● Stored items
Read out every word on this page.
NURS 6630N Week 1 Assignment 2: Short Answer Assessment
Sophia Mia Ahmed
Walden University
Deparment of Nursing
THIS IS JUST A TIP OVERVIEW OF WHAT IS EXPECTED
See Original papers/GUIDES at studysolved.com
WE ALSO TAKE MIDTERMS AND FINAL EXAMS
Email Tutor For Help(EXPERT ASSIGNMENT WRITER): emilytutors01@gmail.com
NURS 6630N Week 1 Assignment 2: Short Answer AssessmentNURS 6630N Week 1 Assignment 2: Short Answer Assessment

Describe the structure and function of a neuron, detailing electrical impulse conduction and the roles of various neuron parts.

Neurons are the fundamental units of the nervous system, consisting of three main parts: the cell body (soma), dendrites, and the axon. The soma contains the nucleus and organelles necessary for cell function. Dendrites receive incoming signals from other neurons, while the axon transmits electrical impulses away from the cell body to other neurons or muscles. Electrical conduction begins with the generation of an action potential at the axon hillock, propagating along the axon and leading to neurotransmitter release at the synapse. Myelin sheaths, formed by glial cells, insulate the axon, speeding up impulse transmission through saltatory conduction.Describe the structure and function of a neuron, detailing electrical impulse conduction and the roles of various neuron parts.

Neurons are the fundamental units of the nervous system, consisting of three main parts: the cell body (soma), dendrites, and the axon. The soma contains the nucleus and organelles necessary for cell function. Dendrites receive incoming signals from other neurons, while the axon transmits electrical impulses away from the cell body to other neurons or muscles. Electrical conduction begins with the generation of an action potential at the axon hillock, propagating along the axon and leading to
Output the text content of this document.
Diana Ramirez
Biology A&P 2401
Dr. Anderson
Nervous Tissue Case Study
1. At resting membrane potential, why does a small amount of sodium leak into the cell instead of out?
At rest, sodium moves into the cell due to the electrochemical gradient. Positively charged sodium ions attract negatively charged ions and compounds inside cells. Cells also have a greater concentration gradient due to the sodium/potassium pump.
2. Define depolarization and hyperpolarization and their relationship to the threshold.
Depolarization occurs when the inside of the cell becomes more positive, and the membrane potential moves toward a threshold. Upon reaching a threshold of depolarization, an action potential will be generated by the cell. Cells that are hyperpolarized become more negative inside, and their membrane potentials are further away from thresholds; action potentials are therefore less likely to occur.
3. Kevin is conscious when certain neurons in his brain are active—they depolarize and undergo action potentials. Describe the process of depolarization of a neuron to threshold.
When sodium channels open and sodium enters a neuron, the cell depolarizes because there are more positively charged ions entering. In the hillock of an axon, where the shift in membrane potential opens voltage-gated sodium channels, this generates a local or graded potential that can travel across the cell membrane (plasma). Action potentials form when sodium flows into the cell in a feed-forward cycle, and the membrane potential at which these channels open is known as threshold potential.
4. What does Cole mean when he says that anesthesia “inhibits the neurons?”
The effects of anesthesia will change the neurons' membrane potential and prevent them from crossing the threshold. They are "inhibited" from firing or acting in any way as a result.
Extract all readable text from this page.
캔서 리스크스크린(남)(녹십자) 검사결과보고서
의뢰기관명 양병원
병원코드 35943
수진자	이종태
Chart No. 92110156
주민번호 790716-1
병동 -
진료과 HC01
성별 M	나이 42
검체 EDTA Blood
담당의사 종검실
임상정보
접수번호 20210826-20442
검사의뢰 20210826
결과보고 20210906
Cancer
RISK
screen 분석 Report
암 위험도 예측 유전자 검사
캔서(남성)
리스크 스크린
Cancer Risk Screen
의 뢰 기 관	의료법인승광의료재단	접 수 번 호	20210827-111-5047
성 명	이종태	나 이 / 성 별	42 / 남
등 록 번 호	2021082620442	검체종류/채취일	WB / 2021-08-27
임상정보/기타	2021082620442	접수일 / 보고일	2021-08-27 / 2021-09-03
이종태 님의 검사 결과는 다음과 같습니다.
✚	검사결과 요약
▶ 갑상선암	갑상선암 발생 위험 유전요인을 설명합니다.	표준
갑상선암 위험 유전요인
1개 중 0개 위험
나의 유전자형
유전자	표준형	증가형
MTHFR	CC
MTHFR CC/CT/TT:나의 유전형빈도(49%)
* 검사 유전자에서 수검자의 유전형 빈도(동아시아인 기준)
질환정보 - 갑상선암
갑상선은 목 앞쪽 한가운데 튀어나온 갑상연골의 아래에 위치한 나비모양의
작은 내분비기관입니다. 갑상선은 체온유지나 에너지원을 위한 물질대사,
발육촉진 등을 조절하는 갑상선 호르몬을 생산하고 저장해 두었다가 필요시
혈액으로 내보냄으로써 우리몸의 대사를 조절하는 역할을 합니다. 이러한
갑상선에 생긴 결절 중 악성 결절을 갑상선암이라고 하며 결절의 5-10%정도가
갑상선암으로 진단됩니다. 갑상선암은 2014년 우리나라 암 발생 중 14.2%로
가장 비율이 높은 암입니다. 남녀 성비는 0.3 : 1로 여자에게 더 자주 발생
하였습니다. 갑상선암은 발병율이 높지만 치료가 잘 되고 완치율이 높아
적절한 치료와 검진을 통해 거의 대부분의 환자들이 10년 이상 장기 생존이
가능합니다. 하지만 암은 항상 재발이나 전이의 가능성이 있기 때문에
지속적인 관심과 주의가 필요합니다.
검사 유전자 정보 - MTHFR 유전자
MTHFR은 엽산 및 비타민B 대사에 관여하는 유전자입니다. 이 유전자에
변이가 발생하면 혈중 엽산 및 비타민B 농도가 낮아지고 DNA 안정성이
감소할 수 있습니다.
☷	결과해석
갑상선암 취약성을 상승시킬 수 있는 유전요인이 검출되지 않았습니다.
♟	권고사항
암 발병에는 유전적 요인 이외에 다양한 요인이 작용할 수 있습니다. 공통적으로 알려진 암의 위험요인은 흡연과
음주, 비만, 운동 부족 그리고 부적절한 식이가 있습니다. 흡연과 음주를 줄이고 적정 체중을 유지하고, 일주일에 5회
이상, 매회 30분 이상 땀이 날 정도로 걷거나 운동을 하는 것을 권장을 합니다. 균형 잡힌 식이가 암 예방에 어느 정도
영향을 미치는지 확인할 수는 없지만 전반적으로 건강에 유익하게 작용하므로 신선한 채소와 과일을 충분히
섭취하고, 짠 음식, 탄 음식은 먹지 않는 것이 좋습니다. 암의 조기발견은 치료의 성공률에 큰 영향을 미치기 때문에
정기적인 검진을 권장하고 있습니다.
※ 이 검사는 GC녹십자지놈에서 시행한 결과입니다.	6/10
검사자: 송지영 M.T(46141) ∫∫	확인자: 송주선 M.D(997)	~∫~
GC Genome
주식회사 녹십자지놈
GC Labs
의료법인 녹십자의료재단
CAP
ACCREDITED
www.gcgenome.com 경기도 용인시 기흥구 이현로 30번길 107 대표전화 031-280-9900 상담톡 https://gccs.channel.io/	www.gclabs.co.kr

● About this task
Reproduce the complete data exactly as presented above.

● Expected answer
Read out every word on this page.
NURS 6630N Week 1 Assignment 2: Short Answer Assessment
Sophia Mia Ahmed
Walden University
Deparment of Nursing
THIS IS JUST A TIP OVERVIEW OF WHAT IS EXPECTED
See Original papers/GUIDES at studysolved.com
WE ALSO TAKE MIDTERMS AND FINAL EXAMS
Email Tutor For Help(EXPERT ASSIGNMENT WRITER): emilytutors01@gmail.com
NURS 6630N Week 1 Assignment 2: Short Answer AssessmentNURS 6630N Week 1 Assignment 2: Short Answer Assessment

Describe the structure and function of a neuron, detailing electrical impulse conduction and the roles of various neuron parts.

Neurons are the fundamental units of the nervous system, consisting of three main parts: the cell body (soma), dendrites, and the axon. The soma contains the nucleus and organelles necessary for cell function. Dendrites receive incoming signals from other neurons, while the axon transmits electrical impulses away from the cell body to other neurons or muscles. Electrical conduction begins with the generation of an action potential at the axon hillock, propagating along the axon and leading to neurotransmitter release at the synapse. Myelin sheaths, formed by glial cells, insulate the axon, speeding up impulse transmission through saltatory conduction.Describe the structure and function of a neuron, detailing electrical impulse conduction and the roles of various neuron parts.

Neurons are the fundamental units of the nervous system, consisting of three main parts: the cell body (soma), dendrites, and the axon. The soma contains the nucleus and organelles necessary for cell function. Dendrites receive incoming signals from other neurons, while the axon transmits electrical impulses away from the cell body to other neurons or muscles. Electrical conduction begins with the generation of an action potential at the axon hillock, propagating along the axon and leading to
Output the text content of this document.
Diana Ramirez
Biology A&P 2401
Dr. Anderson
Nervous Tissue Case Study
1. At resting membrane potential, why does a small amount of sodium leak into the cell instead of out?
At rest, sodium moves into the cell due to the electrochemical gradient. Positively charged sodium ions attract negatively charged ions and compounds inside cells. Cells also have a greater concentration gradient due to the sodium/potassium pump.
2. Define depolarization and hyperpolarization and their relationship to the threshold.
Depolarization occurs when the inside of the cell becomes more positive, and the membrane potential moves toward a threshold. Upon reaching a threshold of depolarization, an action potential will be generated by the cell. Cells that are hyperpolarized become more negative inside, and their membrane potentials are further away from thresholds; action potentials are therefore less likely to occur.
3. Kevin is conscious when certain neurons in his brain are active—they depolarize and undergo action potentials. Describe the process of depolarization of a neuron to threshold.
When sodium channels open and sodium enters a neuron, the cell depolarizes because there are more positively charged ions entering. In the hillock of an axon, where the shift in membrane potential opens voltage-gated sodium channels, this generates a local or graded potential that can travel across the cell membrane (plasma). Action potentials form when sodium flows into the cell in a feed-forward cycle, and the membrane potential at which these channels open is known as threshold potential.
4. What does Cole mean when he says that anesthesia “inhibits the neurons?”
The effects of anesthesia will change the neurons' membrane potential and prevent them from crossing the threshold. They are "inhibited" from firing or acting in any way as a result.
Extract all readable text from this page.
캔서 리스크스크린(남)(녹십자) 검사결과보고서
의뢰기관명 양병원
병원코드 35943
수진자	이종태
Chart No. 92110156
주민번호 790716-1
병동 -
진료과 HC01
성별 M	나이 42
검체 EDTA Blood
담당의사 종검실
임상정보
접수번호 20210826-20442
검사의뢰 20210826
결과보고 20210906
Cancer
RISK
screen 분석 Report
암 위험도 예측 유전자 검사
캔서(남성)
리스크 스크린
Cancer Risk Screen
의 뢰 기 관	의료법인승광의료재단	접 수 번 호	20210827-111-5047
성 명	이종태	나 이 / 성 별	42 / 남
등 록 번 호	2021082620442	검체종류/채취일	WB / 2021-08-27
임상정보/기타	2021082620442	접수일 / 보고일	2021-08-27 / 2021-09-03
이종태 님의 검사 결과는 다음과 같습니다.
✚	검사결과 요약
▶ 갑상선암	갑상선암 발생 위험 유전요인을 설명합니다.	표준
갑상선암 위험 유전요인
1개 중 0개 위험
나의 유전자형
유전자	표준형	증가형
MTHFR	CC
MTHFR CC/CT/TT:나의 유전형빈도(49%)
* 검사 유전자에서 수검자의 유전형 빈도(동아시아인 기준)
질환정보 - 갑상선암
갑상선은 목 앞쪽 한가운데 튀어나온 갑상연골의 아래에 위치한 나비모양의
작은 내분비기관입니다. 갑상선은 체온유지나 에너지원을 위한 물질대사,
발육촉진 등을 조절하는 갑상선 호르몬을 생산하고 저장해 두었다가 필요시
혈액으로 내보냄으로써 우리몸의 대사를 조절하는 역할을 합니다. 이러한
갑상선에 생긴 결절 중 악성 결절을 갑상선암이라고 하며 결절의 5-10%정도가
갑상선암으로 진단됩니다. 갑상선암은 2014년 우리나라 암 발생 중 14.2%로
가장 비율이 높은 암입니다. 남녀 성비는 0.3 : 1로 여자에게 더 자주 발생
하였습니다. 갑상선암은 발병율이 높지만 치료가 잘 되고 완치율이 높아
적절한 치료와 검진을 통해 거의 대부분의 환자들이 10년 이상 장기 생존이
가능합니다. 하지만 암은 항상 재발이나 전이의 가능성이 있기 때문에
지속적인 관심과 주의가 필요합니다.
검사 유전자 정보 - MTHFR 유전자
MTHFR은 엽산 및 비타민B 대사에 관여하는 유전자입니다. 이 유전자에
변이가 발생하면 혈중 엽산 및 비타민B 농도가 낮아지고 DNA 안정성이
감소할 수 있습니다.
☷	결과해석
갑상선암 취약성을 상승시킬 수 있는 유전요인이 검출되지 않았습니다.
♟	권고사항
암 발병에는 유전적 요인 이외에 다양한 요인이 작용할 수 있습니다. 공통적으로 알려진 암의 위험요인은 흡연과
음주, 비만, 운동 부족 그리고 부적절한 식이가 있습니다. 흡연과 음주를 줄이고 적정 체중을 유지하고, 일주일에 5회
이상, 매회 30분 이상 땀이 날 정도로 걷거나 운동을 하는 것을 권장을 합니다. 균형 잡힌 식이가 암 예방에 어느 정도
영향을 미치는지 확인할 수는 없지만 전반적으로 건강에 유익하게 작용하므로 신선한 채소와 과일을 충분히
섭취하고, 짠 음식, 탄 음식은 먹지 않는 것이 좋습니다. 암의 조기발견은 치료의 성공률에 큰 영향을 미치기 때문에
정기적인 검진을 권장하고 있습니다.
※ 이 검사는 GC녹십자지놈에서 시행한 결과입니다.	6/10
검사자: 송지영 M.T(46141) ∫∫	확인자: 송주선 M.D(997)	~∫~
GC Genome
주식회사 녹십자지놈
GC Labs
의료법인 녹십자의료재단
CAP
ACCREDITED
www.gcgenome.com 경기도 용인시 기흥구 이현로 30번길 107 대표전화 031-280-9900 상담톡 https://gccs.channel.io/	www.gclabs.co.kr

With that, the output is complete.